* **EXERCISE DESCRIPTION**
In the records below, locate the line containing "What's the underlying", then output that line and all later lines exactly, through the last one.

* **GIVEN INFORMATION**
------------------------

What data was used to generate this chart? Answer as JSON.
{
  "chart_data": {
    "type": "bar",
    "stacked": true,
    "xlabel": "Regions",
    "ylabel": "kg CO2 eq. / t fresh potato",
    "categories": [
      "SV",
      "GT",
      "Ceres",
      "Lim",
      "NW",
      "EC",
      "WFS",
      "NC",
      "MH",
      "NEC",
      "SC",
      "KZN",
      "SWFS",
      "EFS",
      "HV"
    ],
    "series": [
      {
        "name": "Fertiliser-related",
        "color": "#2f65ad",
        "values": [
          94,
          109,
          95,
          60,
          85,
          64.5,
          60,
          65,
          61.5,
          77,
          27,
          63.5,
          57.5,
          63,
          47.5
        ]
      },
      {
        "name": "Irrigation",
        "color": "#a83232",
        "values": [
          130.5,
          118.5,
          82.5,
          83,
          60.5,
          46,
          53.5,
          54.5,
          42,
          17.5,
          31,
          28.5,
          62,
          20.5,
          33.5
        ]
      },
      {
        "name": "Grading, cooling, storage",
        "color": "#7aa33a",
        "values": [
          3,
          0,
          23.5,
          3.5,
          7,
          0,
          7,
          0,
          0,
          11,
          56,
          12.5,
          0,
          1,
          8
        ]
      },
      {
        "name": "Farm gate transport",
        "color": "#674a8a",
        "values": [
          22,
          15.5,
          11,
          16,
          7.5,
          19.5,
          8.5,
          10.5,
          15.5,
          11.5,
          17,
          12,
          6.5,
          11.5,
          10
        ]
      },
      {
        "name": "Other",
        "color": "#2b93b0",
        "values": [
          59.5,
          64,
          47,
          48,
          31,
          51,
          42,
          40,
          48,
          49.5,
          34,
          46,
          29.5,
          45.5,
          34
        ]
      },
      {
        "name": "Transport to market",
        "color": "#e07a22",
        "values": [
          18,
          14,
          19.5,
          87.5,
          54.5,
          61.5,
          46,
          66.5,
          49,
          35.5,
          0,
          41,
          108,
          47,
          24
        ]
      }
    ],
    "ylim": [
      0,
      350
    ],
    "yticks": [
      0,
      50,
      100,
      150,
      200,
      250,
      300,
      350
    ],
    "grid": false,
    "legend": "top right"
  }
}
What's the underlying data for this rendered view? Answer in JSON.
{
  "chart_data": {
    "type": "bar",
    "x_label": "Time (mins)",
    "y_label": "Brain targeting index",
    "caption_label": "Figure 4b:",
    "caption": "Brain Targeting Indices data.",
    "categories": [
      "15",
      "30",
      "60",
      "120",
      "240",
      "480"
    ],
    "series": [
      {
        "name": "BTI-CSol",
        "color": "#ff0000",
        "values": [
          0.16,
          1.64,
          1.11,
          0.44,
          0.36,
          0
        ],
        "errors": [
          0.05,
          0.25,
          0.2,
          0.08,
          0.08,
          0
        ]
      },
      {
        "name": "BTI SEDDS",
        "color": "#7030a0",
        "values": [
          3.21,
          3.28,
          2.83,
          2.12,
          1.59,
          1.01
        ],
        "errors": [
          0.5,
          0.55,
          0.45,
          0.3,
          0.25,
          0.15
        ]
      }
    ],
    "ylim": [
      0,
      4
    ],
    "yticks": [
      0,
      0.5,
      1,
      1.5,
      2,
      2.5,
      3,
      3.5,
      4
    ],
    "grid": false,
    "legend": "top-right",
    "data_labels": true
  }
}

------------------------

* **FINISHED EXERCISE**
What's the underlying data for this rendered view? Answer in JSON.
{
  "chart_data": {
    "type": "bar",
    "x_label": "Time (mins)",
    "y_label": "Brain targeting index",
    "caption_label": "Figure 4b:",
    "caption": "Brain Targeting Indices data.",
    "categories": [
      "15",
      "30",
      "60",
      "120",
      "240",
      "480"
    ],
    "series": [
      {
        "name": "BTI-CSol",
        "color": "#ff0000",
        "values": [
          0.16,
          1.64,
          1.11,
          0.44,
          0.36,
          0
        ],
        "errors": [
          0.05,
          0.25,
          0.2,
          0.08,
          0.08,
          0
        ]
      },
      {
        "name": "BTI SEDDS",
        "color": "#7030a0",
        "values": [
          3.21,
          3.28,
          2.83,
          2.12,
          1.59,
          1.01
        ],
        "errors": [
          0.5,
          0.55,
          0.45,
          0.3,
          0.25,
          0.15
        ]
      }
    ],
    "ylim": [
      0,
      4
    ],
    "yticks": [
      0,
      0.5,
      1,
      1.5,
      2,
      2.5,
      3,
      3.5,
      4
    ],
    "grid": false,
    "legend": "top-right",
    "data_labels": true
  }
}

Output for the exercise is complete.